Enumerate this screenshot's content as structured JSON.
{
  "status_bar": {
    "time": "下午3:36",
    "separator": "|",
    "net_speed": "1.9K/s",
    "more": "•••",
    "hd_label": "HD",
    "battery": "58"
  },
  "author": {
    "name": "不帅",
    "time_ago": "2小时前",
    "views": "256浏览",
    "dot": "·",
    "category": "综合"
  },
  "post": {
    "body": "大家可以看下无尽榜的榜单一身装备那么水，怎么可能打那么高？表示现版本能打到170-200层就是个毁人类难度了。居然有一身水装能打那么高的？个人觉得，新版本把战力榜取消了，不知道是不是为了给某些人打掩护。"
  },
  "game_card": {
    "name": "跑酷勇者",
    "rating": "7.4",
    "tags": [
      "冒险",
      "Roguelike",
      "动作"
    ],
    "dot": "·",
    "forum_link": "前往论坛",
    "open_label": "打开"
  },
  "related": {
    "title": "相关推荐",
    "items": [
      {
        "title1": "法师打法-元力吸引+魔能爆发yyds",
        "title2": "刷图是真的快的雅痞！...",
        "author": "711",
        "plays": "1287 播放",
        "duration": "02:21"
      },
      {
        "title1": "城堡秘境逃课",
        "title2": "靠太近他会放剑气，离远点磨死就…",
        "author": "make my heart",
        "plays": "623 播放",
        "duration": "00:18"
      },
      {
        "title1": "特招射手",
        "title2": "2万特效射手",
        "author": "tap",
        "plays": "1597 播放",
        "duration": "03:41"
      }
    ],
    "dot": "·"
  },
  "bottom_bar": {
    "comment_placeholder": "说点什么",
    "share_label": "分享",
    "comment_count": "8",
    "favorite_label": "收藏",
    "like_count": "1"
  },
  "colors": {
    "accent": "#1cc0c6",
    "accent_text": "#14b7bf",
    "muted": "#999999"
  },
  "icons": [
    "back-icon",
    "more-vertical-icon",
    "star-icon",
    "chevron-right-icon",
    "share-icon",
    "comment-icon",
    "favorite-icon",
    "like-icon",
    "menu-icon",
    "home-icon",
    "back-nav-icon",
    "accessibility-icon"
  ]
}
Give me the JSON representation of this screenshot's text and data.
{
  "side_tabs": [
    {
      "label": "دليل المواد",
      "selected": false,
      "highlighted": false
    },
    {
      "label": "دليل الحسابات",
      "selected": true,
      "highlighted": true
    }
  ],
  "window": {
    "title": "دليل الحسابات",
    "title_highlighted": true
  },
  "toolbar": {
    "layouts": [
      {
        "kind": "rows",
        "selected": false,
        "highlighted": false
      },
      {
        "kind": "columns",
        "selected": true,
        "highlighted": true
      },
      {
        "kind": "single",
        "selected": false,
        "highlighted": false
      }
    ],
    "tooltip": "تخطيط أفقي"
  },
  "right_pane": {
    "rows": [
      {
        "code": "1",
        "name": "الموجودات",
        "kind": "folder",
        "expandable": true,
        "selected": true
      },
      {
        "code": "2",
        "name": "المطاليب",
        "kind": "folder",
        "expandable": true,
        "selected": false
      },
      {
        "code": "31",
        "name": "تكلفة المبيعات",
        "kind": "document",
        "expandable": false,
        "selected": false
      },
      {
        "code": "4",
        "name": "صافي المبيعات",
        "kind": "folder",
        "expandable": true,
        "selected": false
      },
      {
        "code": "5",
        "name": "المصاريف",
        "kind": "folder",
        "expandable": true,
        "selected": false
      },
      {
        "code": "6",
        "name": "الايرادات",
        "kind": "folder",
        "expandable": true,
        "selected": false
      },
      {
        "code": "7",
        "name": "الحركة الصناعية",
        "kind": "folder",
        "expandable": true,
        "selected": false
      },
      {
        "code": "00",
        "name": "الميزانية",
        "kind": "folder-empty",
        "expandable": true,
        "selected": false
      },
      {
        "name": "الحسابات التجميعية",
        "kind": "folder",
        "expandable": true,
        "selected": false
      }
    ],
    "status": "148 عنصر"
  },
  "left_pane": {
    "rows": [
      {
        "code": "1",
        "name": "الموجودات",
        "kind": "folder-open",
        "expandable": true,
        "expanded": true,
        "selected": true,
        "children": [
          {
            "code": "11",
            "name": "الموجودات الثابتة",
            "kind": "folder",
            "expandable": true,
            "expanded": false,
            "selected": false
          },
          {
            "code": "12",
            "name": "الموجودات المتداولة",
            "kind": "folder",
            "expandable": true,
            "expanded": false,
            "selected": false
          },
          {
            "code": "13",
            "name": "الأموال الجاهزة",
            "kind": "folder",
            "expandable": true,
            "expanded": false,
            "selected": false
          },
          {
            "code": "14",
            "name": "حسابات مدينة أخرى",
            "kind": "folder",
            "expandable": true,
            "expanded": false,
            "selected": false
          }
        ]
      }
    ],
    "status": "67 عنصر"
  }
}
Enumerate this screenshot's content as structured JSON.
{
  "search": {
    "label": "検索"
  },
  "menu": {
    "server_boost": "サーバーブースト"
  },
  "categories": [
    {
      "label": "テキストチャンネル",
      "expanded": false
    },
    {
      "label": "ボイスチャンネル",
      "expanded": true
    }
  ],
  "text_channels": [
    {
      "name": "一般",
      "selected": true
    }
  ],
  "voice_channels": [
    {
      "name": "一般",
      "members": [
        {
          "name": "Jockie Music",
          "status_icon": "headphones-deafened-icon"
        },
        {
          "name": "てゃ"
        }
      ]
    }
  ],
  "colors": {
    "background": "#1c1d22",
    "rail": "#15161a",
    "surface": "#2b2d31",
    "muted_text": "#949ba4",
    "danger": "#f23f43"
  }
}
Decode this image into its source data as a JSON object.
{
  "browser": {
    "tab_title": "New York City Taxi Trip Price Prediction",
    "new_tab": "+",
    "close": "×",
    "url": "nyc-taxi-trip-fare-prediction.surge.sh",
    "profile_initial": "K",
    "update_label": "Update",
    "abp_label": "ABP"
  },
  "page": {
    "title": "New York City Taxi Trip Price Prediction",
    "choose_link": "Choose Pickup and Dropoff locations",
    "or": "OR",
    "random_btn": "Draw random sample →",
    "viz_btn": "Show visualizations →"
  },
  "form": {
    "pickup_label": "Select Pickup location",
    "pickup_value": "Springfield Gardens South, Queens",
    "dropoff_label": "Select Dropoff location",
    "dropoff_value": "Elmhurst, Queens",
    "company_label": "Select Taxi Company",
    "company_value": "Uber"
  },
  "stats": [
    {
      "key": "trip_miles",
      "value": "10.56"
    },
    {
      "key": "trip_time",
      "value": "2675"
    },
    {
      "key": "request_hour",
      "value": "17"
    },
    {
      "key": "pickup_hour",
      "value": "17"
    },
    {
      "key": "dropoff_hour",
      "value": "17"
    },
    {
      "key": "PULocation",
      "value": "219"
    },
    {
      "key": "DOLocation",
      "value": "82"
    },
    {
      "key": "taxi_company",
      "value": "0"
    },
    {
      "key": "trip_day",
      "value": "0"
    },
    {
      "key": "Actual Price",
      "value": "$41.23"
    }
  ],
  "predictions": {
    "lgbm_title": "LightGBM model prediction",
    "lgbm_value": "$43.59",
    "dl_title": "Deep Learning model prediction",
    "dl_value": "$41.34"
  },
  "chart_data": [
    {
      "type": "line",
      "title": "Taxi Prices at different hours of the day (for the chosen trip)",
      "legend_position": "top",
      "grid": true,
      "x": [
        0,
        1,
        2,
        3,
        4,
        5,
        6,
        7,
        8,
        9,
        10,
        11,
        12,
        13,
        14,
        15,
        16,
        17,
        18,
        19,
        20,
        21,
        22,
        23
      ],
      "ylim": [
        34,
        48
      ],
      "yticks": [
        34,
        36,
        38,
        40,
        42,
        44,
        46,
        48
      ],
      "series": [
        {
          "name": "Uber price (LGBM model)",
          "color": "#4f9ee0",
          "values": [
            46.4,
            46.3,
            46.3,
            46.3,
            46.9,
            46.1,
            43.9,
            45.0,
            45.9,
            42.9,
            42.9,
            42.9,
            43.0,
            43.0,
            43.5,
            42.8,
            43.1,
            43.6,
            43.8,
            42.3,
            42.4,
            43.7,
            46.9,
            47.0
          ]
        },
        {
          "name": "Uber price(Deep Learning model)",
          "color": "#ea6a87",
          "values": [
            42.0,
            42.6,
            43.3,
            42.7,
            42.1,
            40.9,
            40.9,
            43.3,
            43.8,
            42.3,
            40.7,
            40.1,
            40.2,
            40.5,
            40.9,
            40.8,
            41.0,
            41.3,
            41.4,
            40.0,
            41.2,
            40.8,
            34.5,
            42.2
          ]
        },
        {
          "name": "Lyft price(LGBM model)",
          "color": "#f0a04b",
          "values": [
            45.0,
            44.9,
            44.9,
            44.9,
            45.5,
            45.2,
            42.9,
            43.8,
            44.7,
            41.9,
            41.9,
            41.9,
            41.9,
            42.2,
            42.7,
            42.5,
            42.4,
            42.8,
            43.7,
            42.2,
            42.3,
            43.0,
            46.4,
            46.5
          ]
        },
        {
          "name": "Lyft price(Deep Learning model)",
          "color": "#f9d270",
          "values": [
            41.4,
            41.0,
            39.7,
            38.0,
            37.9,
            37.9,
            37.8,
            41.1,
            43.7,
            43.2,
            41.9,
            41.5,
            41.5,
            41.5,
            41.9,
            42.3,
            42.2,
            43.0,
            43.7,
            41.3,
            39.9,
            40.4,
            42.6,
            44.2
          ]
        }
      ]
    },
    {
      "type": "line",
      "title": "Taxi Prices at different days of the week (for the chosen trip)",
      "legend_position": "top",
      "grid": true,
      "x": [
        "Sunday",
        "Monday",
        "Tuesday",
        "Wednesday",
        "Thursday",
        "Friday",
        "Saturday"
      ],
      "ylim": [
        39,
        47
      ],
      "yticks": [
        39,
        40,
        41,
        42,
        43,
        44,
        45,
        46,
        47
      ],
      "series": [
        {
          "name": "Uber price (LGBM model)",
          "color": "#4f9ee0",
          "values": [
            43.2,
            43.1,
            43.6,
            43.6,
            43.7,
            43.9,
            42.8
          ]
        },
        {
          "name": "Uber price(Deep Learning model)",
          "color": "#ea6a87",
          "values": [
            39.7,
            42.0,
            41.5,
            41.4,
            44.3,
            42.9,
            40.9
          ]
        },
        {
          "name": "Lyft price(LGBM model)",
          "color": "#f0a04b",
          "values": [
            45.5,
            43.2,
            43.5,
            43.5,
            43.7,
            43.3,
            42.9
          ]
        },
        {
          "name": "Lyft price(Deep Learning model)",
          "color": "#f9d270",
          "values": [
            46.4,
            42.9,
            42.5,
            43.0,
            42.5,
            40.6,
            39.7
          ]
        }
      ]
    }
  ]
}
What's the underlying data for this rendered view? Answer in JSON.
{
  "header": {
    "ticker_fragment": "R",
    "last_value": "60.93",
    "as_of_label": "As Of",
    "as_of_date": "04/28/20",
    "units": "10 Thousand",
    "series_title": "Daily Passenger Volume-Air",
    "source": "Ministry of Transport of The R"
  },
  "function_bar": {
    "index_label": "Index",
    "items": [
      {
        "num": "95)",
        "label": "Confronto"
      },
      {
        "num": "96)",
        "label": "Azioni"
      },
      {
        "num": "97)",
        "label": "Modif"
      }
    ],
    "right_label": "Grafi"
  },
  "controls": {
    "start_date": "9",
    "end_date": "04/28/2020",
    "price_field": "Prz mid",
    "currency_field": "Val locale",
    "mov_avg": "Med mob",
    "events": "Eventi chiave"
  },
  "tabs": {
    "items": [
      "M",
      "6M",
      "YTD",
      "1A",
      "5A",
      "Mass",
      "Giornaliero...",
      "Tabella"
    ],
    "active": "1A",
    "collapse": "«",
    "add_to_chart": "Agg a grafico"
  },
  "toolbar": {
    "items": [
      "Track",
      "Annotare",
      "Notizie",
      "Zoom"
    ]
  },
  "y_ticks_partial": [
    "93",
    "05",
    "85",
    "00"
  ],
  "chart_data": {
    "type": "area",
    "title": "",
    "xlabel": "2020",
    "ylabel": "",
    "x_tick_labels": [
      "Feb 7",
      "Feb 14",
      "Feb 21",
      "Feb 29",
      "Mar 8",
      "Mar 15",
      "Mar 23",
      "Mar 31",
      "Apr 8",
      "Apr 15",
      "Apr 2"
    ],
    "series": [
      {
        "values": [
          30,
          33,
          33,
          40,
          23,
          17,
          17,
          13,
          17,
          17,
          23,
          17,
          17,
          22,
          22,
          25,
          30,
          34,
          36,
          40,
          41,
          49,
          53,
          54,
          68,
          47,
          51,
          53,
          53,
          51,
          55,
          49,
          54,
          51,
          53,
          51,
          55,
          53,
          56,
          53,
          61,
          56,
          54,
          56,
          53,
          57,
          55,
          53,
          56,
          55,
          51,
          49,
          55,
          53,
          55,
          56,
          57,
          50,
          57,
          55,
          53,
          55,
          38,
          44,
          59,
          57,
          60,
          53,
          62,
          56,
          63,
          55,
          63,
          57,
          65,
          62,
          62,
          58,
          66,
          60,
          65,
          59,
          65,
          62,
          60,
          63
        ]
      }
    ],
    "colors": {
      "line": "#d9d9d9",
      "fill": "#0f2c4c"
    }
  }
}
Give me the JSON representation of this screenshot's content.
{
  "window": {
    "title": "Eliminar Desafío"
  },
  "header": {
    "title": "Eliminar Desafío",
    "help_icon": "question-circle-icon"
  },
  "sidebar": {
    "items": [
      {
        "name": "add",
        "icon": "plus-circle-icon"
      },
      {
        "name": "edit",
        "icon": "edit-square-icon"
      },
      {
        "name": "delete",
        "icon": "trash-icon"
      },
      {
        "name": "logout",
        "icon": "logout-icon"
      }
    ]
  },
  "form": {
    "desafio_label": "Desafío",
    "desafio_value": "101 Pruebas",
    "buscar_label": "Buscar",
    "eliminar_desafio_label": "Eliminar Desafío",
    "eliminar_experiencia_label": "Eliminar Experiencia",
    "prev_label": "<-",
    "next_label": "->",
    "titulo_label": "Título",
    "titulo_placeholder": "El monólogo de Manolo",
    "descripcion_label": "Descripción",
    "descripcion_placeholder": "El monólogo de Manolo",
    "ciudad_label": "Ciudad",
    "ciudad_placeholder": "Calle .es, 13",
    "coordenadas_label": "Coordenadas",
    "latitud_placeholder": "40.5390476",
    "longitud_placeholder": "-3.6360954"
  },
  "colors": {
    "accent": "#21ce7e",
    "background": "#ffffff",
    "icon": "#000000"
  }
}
■ ■ ■ ■ ■
In the records shown above, how many lines include the word "duration"? Answer with the number only.

3